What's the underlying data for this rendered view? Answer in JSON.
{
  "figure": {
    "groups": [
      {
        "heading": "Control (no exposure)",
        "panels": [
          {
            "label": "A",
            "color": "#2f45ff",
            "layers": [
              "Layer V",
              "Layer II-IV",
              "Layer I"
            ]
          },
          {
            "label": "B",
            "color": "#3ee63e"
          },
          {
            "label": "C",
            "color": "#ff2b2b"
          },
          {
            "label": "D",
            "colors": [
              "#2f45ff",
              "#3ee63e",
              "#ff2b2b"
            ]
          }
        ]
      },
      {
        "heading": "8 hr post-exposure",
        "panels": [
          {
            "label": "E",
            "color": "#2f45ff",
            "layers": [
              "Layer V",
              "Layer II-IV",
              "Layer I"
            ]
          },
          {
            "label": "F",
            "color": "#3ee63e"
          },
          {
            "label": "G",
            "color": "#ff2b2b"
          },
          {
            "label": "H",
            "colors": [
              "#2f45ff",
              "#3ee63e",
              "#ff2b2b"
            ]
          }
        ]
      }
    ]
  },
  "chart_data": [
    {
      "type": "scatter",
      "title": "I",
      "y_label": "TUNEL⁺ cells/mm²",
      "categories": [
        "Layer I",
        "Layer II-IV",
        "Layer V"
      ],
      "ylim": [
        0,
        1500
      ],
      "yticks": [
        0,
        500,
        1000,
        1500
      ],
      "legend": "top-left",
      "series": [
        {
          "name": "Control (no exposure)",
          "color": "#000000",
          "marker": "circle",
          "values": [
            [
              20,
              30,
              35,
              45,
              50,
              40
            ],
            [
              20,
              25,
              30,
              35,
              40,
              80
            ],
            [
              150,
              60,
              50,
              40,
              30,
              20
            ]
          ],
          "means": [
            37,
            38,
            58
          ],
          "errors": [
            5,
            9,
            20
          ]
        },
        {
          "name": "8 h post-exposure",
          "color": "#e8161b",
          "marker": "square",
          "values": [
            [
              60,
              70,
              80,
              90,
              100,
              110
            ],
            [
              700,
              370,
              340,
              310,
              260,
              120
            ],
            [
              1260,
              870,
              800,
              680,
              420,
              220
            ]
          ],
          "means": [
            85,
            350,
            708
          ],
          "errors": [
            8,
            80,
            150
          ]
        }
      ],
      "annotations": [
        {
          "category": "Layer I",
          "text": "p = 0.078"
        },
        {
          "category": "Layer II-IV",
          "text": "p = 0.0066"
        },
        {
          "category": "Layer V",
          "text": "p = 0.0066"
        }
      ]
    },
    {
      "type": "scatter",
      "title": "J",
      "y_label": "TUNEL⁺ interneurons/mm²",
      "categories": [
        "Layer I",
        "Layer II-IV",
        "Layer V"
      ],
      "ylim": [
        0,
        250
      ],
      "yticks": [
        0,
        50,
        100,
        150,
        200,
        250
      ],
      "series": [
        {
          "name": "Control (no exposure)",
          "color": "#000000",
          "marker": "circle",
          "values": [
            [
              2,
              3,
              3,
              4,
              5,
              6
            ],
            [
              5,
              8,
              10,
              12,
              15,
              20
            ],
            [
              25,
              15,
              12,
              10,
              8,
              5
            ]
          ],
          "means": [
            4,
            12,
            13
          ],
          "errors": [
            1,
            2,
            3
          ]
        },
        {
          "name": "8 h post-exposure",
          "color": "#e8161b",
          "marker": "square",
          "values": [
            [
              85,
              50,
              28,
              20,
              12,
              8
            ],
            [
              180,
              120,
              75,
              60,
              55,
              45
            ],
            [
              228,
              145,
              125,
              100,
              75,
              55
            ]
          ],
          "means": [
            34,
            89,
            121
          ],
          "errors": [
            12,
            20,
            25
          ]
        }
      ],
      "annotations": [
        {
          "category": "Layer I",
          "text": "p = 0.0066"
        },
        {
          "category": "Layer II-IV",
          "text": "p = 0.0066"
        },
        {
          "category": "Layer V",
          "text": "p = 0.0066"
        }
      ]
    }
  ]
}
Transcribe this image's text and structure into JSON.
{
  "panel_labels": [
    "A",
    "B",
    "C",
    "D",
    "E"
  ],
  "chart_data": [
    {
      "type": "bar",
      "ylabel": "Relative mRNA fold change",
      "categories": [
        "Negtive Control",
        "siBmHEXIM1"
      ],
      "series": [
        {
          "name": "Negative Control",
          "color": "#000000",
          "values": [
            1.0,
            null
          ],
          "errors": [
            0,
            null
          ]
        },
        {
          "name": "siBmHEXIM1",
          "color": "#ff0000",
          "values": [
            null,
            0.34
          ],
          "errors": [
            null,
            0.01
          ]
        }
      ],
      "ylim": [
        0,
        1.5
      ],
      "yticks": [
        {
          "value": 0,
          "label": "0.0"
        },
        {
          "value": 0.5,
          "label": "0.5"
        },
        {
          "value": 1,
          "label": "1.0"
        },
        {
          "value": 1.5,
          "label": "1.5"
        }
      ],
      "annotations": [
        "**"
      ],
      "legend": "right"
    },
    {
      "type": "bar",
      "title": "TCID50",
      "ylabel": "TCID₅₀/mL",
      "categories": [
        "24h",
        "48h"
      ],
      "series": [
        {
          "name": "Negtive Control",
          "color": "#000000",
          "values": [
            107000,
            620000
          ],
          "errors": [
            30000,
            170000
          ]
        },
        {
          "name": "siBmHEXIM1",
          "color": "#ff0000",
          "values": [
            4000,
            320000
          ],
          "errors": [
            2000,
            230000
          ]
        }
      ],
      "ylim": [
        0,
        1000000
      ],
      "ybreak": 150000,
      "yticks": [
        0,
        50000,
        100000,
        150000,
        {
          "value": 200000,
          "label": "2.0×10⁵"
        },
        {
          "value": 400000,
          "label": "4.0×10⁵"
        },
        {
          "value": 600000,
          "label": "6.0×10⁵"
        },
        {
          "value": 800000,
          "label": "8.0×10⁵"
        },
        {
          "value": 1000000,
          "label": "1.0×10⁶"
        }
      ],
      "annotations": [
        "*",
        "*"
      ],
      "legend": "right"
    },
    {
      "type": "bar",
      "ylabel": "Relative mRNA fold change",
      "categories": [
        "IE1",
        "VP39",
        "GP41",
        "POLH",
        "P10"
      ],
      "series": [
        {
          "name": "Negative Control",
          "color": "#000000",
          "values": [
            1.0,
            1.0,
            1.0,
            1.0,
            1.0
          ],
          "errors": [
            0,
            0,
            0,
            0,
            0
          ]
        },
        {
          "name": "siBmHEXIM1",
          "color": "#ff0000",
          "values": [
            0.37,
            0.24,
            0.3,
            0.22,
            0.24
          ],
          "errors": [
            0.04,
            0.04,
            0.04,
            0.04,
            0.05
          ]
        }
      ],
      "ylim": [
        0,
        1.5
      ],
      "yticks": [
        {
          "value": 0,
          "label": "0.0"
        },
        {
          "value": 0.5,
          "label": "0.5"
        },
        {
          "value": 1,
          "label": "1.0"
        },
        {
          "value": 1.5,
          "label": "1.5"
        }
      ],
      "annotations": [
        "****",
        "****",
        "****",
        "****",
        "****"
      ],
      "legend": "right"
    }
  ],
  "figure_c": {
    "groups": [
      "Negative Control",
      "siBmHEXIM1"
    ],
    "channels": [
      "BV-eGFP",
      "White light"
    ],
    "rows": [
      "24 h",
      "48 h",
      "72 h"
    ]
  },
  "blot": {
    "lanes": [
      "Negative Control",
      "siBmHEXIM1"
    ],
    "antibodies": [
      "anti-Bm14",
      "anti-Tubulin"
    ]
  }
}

++++++++++++++++++++

## Task instructions
Repeat each record exactly. Omit nothing.

## Response
What's the underlying data for this rendered view? Answer in JSON.
{
  "figure": {
    "groups": [
      {
        "heading": "Control (no exposure)",
        "panels": [
          {
            "label": "A",
            "color": "#2f45ff",
            "layers": [
              "Layer V",
              "Layer II-IV",
              "Layer I"
            ]
          },
          {
            "label": "B",
            "color": "#3ee63e"
          },
          {
            "label": "C",
            "color": "#ff2b2b"
          },
          {
            "label": "D",
            "colors": [
              "#2f45ff",
              "#3ee63e",
              "#ff2b2b"
            ]
          }
        ]
      },
      {
        "heading": "8 hr post-exposure",
        "panels": [
          {
            "label": "E",
            "color": "#2f45ff",
            "layers": [
              "Layer V",
              "Layer II-IV",
              "Layer I"
            ]
          },
          {
            "label": "F",
            "color": "#3ee63e"
          },
          {
            "label": "G",
            "color": "#ff2b2b"
          },
          {
            "label": "H",
            "colors": [
              "#2f45ff",
              "#3ee63e",
              "#ff2b2b"
            ]
          }
        ]
      }
    ]
  },
  "chart_data": [
    {
      "type": "scatter",
      "title": "I",
      "y_label": "TUNEL⁺ cells/mm²",
      "categories": [
        "Layer I",
        "Layer II-IV",
        "Layer V"
      ],
      "ylim": [
        0,
        1500
      ],
      "yticks": [
        0,
        500,
        1000,
        1500
      ],
      "legend": "top-left",
      "series": [
        {
          "name": "Control (no exposure)",
          "color": "#000000",
          "marker": "circle",
          "values": [
            [
              20,
              30,
              35,
              45,
              50,
              40
            ],
            [
              20,
              25,
              30,
              35,
              40,
              80
            ],
            [
              150,
              60,
              50,
              40,
              30,
              20
            ]
          ],
          "means": [
            37,
            38,
            58
          ],
          "errors": [
            5,
            9,
            20
          ]
        },
        {
          "name": "8 h post-exposure",
          "color": "#e8161b",
          "marker": "square",
          "values": [
            [
              60,
              70,
              80,
              90,
              100,
              110
            ],
            [
              700,
              370,
              340,
              310,
              260,
              120
            ],
            [
              1260,
              870,
              800,
              680,
              420,
              220
            ]
          ],
          "means": [
            85,
            350,
            708
          ],
          "errors": [
            8,
            80,
            150
          ]
        }
      ],
      "annotations": [
        {
          "category": "Layer I",
          "text": "p = 0.078"
        },
        {
          "category": "Layer II-IV",
          "text": "p = 0.0066"
        },
        {
          "category": "Layer V",
          "text": "p = 0.0066"
        }
      ]
    },
    {
      "type": "scatter",
      "title": "J",
      "y_label": "TUNEL⁺ interneurons/mm²",
      "categories": [
        "Layer I",
        "Layer II-IV",
        "Layer V"
      ],
      "ylim": [
        0,
        250
      ],
      "yticks": [
        0,
        50,
        100,
        150,
        200,
        250
      ],
      "series": [
        {
          "name": "Control (no exposure)",
          "color": "#000000",
          "marker": "circle",
          "values": [
            [
              2,
              3,
              3,
              4,
              5,
              6
            ],
            [
              5,
              8,
              10,
              12,
              15,
              20
            ],
            [
              25,
              15,
              12,
              10,
              8,
              5
            ]
          ],
          "means": [
            4,
            12,
            13
          ],
          "errors": [
            1,
            2,
            3
          ]
        },
        {
          "name": "8 h post-exposure",
          "color": "#e8161b",
          "marker": "square",
          "values": [
            [
              85,
              50,
              28,
              20,
              12,
              8
            ],
            [
              180,
              120,
              75,
              60,
              55,
              45
            ],
            [
              228,
              145,
              125,
              100,
              75,
              55
            ]
          ],
          "means": [
            34,
            89,
            121
          ],
          "errors": [
            12,
            20,
            25
          ]
        }
      ],
      "annotations": [
        {
          "category": "Layer I",
          "text": "p = 0.0066"
        },
        {
          "category": "Layer II-IV",
          "text": "p = 0.0066"
        },
        {
          "category": "Layer V",
          "text": "p = 0.0066"
        }
      ]
    }
  ]
}
Transcribe this image's text and structure into JSON.
{
  "panel_labels": [
    "A",
    "B",
    "C",
    "D",
    "E"
  ],
  "chart_data": [
    {
      "type": "bar",
      "ylabel": "Relative mRNA fold change",
      "categories": [
        "Negtive Control",
        "siBmHEXIM1"
      ],
      "series": [
        {
          "name": "Negative Control",
          "color": "#000000",
          "values": [
            1.0,
            null
          ],
          "errors": [
            0,
            null
          ]
        },
        {
          "name": "siBmHEXIM1",
          "color": "#ff0000",
          "values": [
            null,
            0.34
          ],
          "errors": [
            null,
            0.01
          ]
        }
      ],
      "ylim": [
        0,
        1.5
      ],
      "yticks": [
        {
          "value": 0,
          "label": "0.0"
        },
        {
          "value": 0.5,
          "label": "0.5"
        },
        {
          "value": 1,
          "label": "1.0"
        },
        {
          "value": 1.5,
          "label": "1.5"
        }
      ],
      "annotations": [
        "**"
      ],
      "legend": "right"
    },
    {
      "type": "bar",
      "title": "TCID50",
      "ylabel": "TCID₅₀/mL",
      "categories": [
        "24h",
        "48h"
      ],
      "series": [
        {
          "name": "Negtive Control",
          "color": "#000000",
          "values": [
            107000,
            620000
          ],
          "errors": [
            30000,
            170000
          ]
        },
        {
          "name": "siBmHEXIM1",
          "color": "#ff0000",
          "values": [
            4000,
            320000
          ],
          "errors": [
            2000,
            230000
          ]
        }
      ],
      "ylim": [
        0,
        1000000
      ],
      "ybreak": 150000,
      "yticks": [
        0,
        50000,
        100000,
        150000,
        {
          "value": 200000,
          "label": "2.0×10⁵"
        },
        {
          "value": 400000,
          "label": "4.0×10⁵"
        },
        {
          "value": 600000,
          "label": "6.0×10⁵"
        },
        {
          "value": 800000,
          "label": "8.0×10⁵"
        },
        {
          "value": 1000000,
          "label": "1.0×10⁶"
        }
      ],
      "annotations": [
        "*",
        "*"
      ],
      "legend": "right"
    },
    {
      "type": "bar",
      "ylabel": "Relative mRNA fold change",
      "categories": [
        "IE1",
        "VP39",
        "GP41",
        "POLH",
        "P10"
      ],
      "series": [
        {
          "name": "Negative Control",
          "color": "#000000",
          "values": [
            1.0,
            1.0,
            1.0,
            1.0,
            1.0
          ],
          "errors": [
            0,
            0,
            0,
            0,
            0
          ]
        },
        {
          "name": "siBmHEXIM1",
          "color": "#ff0000",
          "values": [
            0.37,
            0.24,
            0.3,
            0.22,
            0.24
          ],
          "errors": [
            0.04,
            0.04,
            0.04,
            0.04,
            0.05
          ]
        }
      ],
      "ylim": [
        0,
        1.5
      ],
      "yticks": [
        {
          "value": 0,
          "label": "0.0"
        },
        {
          "value": 0.5,
          "label": "0.5"
        },
        {
          "value": 1,
          "label": "1.0"
        },
        {
          "value": 1.5,
          "label": "1.5"
        }
      ],
      "annotations": [
        "****",
        "****",
        "****",
        "****",
        "****"
      ],
      "legend": "right"
    }
  ],
  "figure_c": {
    "groups": [
      "Negative Control",
      "siBmHEXIM1"
    ],
    "channels": [
      "BV-eGFP",
      "White light"
    ],
    "rows": [
      "24 h",
      "48 h",
      "72 h"
    ]
  },
  "blot": {
    "lanes": [
      "Negative Control",
      "siBmHEXIM1"
    ],
    "antibodies": [
      "anti-Bm14",
      "anti-Tubulin"
    ]
  }
}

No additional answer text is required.